_Description of the task_
Reproduce all of the data that follows, character for character.

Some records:
========================================

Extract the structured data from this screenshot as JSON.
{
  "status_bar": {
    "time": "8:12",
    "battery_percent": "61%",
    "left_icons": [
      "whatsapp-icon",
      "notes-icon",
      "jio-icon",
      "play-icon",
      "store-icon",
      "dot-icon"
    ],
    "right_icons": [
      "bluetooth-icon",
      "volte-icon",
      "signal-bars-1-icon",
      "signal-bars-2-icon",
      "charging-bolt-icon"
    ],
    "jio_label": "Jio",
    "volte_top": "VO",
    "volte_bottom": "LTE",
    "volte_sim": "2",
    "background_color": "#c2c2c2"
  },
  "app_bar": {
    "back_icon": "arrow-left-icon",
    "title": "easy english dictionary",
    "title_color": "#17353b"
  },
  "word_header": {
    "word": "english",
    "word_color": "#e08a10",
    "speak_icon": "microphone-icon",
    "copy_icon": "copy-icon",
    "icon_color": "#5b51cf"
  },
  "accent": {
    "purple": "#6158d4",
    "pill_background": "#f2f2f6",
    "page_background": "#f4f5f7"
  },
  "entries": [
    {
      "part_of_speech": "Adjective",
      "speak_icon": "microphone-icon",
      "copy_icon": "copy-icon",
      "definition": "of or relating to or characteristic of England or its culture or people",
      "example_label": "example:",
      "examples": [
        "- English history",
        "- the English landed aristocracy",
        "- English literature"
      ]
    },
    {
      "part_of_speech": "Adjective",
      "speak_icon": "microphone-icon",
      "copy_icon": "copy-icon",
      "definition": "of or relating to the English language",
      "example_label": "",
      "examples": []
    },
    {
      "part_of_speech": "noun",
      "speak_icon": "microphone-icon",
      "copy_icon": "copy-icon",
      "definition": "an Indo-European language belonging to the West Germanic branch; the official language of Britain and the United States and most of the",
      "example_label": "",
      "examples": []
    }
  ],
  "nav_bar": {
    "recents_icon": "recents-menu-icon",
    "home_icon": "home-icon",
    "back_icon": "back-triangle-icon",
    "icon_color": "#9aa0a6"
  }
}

========================================

_Output_
Extract the structured data from this screenshot as JSON.
{
  "status_bar": {
    "time": "8:12",
    "battery_percent": "61%",
    "left_icons": [
      "whatsapp-icon",
      "notes-icon",
      "jio-icon",
      "play-icon",
      "store-icon",
      "dot-icon"
    ],
    "right_icons": [
      "bluetooth-icon",
      "volte-icon",
      "signal-bars-1-icon",
      "signal-bars-2-icon",
      "charging-bolt-icon"
    ],
    "jio_label": "Jio",
    "volte_top": "VO",
    "volte_bottom": "LTE",
    "volte_sim": "2",
    "background_color": "#c2c2c2"
  },
  "app_bar": {
    "back_icon": "arrow-left-icon",
    "title": "easy english dictionary",
    "title_color": "#17353b"
  },
  "word_header": {
    "word": "english",
    "word_color": "#e08a10",
    "speak_icon": "microphone-icon",
    "copy_icon": "copy-icon",
    "icon_color": "#5b51cf"
  },
  "accent": {
    "purple": "#6158d4",
    "pill_background": "#f2f2f6",
    "page_background": "#f4f5f7"
  },
  "entries": [
    {
      "part_of_speech": "Adjective",
      "speak_icon": "microphone-icon",
      "copy_icon": "copy-icon",
      "definition": "of or relating to or characteristic of England or its culture or people",
      "example_label": "example:",
      "examples": [
        "- English history",
        "- the English landed aristocracy",
        "- English literature"
      ]
    },
    {
      "part_of_speech": "Adjective",
      "speak_icon": "microphone-icon",
      "copy_icon": "copy-icon",
      "definition": "of or relating to the English language",
      "example_label": "",
      "examples": []
    },
    {
      "part_of_speech": "noun",
      "speak_icon": "microphone-icon",
      "copy_icon": "copy-icon",
      "definition": "an Indo-European language belonging to the West Germanic branch; the official language of Britain and the United States and most of the",
      "example_label": "",
      "examples": []
    }
  ],
  "nav_bar": {
    "recents_icon": "recents-menu-icon",
    "home_icon": "home-icon",
    "back_icon": "back-triangle-icon",
    "icon_color": "#9aa0a6"
  }
}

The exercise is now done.